CONSIGNE ÉCRITE A: Comptez les lignes des enregistrements qui contiennent la chaîne « name », puis donnez seulement leur nombre.

TEXTE CITÉ:
•••

La lutte de Jean de Châtillon (saint Jean de la Grille),

évêque de Saint-Malo, contre les prétentions du clergé franc

 

 

 

 

 

 

 

 

 

A l'issue de l'époque fondatrice qui vit la Bretagne poser les jalons de son installation en Armorique, le royaume de Domnonée voit sa culture péricliter dans sa moitié orientale et son nom finalement disparaître. Les monastères de rite britto-irlandais ont disparu et l’Eglise bretonne est dans le giron des franco-latins, tandis que la culture se retranche dans le monde paysan et chez les petits hobereaux, le monde protégé des chemins creux emboués. La Bretagne ilienne n’est plus qu’un souvenir et celle du continent essaiera de survivre encore quelques siècles, sous la menace permanente de la France et de l’Angleterre. Menace politique tout autant que culturelle, qui exista déjà du temps des Francs carolingiens, mais devint encore plus menaçante au lendemain des dévastations vikings. Le roi Nominoë considérait que les moines francs, qui tentaient d’essaimer en Bretagne, n'étaient rien d'autre que des agents à la solde de Charles le Chauve et consorts, dont le but était de coloniser les évêchés de Bretagne sous le Joug de l'Archevêque de Tours, ancienne capitale de la 3ème Légion Lyonnaise de Rome, et au mépris des traditions de l'Eglise britto-irlandaise. Et puis, nous arrivons au XIIe siècle qui voit l’avènement de Jean de Chatillon au siège épiscopal d'Alet-Saint-Malo. Notre évêque engage alors une lutte acharnée contre la communauté française (moines de Marmou­tiers) qui s'est installée sur l’île Aaron, là où les reliques de saint Malo étaient conservées, la future Saint-Malo intramuros.

•••

JEU D'ENREGISTREMENTS:
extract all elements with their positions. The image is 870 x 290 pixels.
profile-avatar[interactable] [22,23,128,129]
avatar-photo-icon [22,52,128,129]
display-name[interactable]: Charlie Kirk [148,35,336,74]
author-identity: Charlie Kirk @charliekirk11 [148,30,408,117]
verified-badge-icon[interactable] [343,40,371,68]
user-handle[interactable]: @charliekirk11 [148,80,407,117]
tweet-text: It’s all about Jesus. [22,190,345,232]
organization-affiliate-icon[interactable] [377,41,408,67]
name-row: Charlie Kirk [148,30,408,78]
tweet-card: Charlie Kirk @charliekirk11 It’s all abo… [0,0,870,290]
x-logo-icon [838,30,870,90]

•••

CONSIGNE ÉCRITE B: Présentez sous forme de liste le paragraphe du texte cité qui commence par « A l'issue de l'époque fondatrice », en conservant ses faits principaux.

RÉPONSE RÉDIGÉE A: 2

RÉPONSE RÉDIGÉE B:
- Après l'époque fondatrice de l'installation bretonne en Armorique, la culture du royaume de Domnonée décline dans sa moitié orientale, puis son nom disparaît.
- Les monastères de rite britto-irlandais ont disparu. L'Église bretonne passe dans le giron des franco-latins.
- La culture se replie dans le monde paysan et chez les petits hobereaux.
- La Bretagne insulaire n'est plus qu'un souvenir. Celle du continent tente de survivre quelques siècles, menacée en permanence par la France et l'Angleterre.
- Cette menace, politique et culturelle, existait déjà sous les Francs carolingiens. Elle s'aggrave après les dévastations vikings.
- Le roi Nominoë voit dans les moines francs des agents de Charles le Chauve. Selon lui, ils cherchent à soumettre les évêchés bretons à l'archevêque de Tours, au mépris des traditions britto-irlandaises.
- Au XIIe siècle, Jean de Châtillon accède au siège épiscopal d'Alet-Saint-Malo.
- Il lutte avec acharnement contre les moines de Marmoutier installés sur l'île Aaron, où étaient conservées les reliques de saint Malo, la future Saint-Malo intra-muros.